Start of Supplied data

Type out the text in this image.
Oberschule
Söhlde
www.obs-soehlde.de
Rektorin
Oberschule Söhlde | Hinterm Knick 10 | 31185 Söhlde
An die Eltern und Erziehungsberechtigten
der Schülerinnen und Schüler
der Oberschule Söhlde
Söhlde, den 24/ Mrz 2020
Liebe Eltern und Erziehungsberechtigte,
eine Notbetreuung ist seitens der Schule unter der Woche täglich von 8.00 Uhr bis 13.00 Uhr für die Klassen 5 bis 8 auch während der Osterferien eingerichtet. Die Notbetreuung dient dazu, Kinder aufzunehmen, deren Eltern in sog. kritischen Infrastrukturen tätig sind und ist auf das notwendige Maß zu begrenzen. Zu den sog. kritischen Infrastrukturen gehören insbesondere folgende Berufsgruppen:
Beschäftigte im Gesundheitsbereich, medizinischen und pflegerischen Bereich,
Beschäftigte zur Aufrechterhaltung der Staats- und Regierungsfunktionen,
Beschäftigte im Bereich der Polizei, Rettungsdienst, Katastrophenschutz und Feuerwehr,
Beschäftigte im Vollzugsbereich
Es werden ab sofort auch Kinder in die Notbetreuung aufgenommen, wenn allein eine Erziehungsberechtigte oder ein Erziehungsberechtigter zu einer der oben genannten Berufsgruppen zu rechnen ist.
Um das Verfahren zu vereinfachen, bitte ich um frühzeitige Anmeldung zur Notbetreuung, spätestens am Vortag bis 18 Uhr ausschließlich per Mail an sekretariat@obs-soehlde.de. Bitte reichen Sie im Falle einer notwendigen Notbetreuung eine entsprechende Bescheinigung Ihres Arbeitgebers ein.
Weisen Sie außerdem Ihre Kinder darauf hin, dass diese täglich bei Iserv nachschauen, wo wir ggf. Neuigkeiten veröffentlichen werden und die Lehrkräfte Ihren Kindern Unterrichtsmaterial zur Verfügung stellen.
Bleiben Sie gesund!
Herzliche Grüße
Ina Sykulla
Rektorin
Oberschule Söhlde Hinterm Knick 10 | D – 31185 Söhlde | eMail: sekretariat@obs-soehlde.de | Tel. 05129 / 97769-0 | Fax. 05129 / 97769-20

End of Supplied data

Which lines in the records above contain the string "Hinterm"? Copy each one.

◆ **Answer to this problem**
Oberschule Söhlde | Hinterm Knick 10 | 31185 Söhlde
Oberschule Söhlde Hinterm Knick 10 | D – 31185 Söhlde | eMail: sekretariat@obs-soehlde.de | Tel. 05129 / 97769-0 | Fax. 05129 / 97769-20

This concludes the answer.